▶ _Problem A_:
Please decide whether each statement agrees with the k-map solution, answering yes or no and quoting the words that decide it: (i) grouping 0s gives the complement of F in S.O.P form; (ii) option #C matches option #B but is written in S.O.P form; (iii) option A is among the correct answers.
▶ _Problem B_:
Answer these questions from the k-map solution:
(i) In what form is F given?
(ii) Which minterms make up F when it is written as a sum of minterms?
(iii) Under what condition is option #D possible?
▶ _Problem C_:
Reproduce the k-map solution from "F’ = $\sum$(m0,m2,m4,m5,m6)" up to and including "to option #A.", substituting "product-of-sums form" for "P.O.S form".

▶ _Given text_:
══════
Following is another solution using k-map.
Given F$\left (x,y,z \right )$ = $\left ( x + y + z \right )\left (x’ + y\right )\left ( y’+z \right )$ in P.O.S form
Converting to S.O.P form we get
$\left (x’ y’ z’ \right )+ \left (x y’\right ) + \left ( yz' \right )$.
Now we can plot a k-map and put 0’s for the above S.O.P expression
To understand more about plotting max terms in a k-map, check https://www.allaboutcircuits.com/textbook/digital/chpt-8/minterm-maxterm-solution/
Now, we have marked the max terms in the k-map.
Now, objective is to find F’
From the above k-map, F’ can be easily computed by grouping 0s instead of 1s. Grouping 0s give the complement of F in S.O.P form. Now, check the options
Option #B is evident from the map by grouping 0’s ( we get S.O.P form )
Option #C is same as option #B but expressed in P.O.S form
Option #D is also possible if we don't do a grouping of 4 0’s
For Option #A , look at the k-map for 1s. Given F can be expressed as a sum of minterms = $\sum$( m1, m3, m7 )
For complement of F, find the missing minterms out of the 2^3=8 minterms possible.We have $\sum$( m0, m2, m4,m5, m6)
F’ = $\sum$(m0,m2,m4,m5,m6)
Expressing this in P.O.S form , $\prod$(M1,M3,M7) which is $\left (x +y’ + z’ \right )\left ( x+ y’ + z’ \right )\left ( x’ + y’ + z’ \right )$ which is not equivalent to option #A.
So,correct answers are options B, C, D
══════
▶ _Raw data_:

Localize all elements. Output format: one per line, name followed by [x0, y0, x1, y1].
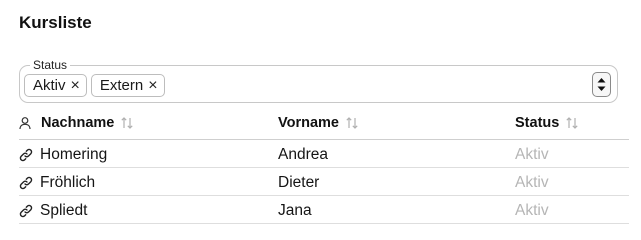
══════
▶ _Correct response A_:
(i) Yes: "Grouping 0s give the complement of F in S.O.P form."
(ii) No: "Option #C is same as option #B but expressed in P.O.S form"
(iii) No: "So,correct answers are options B, C, D"

▶ _Correct response B_:
(i) P.O.S form
(ii) m1, m3, m7
(iii) If we don't do a grouping of 4 0’s

▶ _Correct response C_:
F’ = $\sum$(m0,m2,m4,m5,m6)
Expressing this in product-of-sums form , $\prod$(M1,M3,M7) which is $\left (x +y’ + z’ \right )\left ( x+ y’ + z’ \right )\left ( x’ + y’ + z’ \right )$ which is not equivalent to option #A.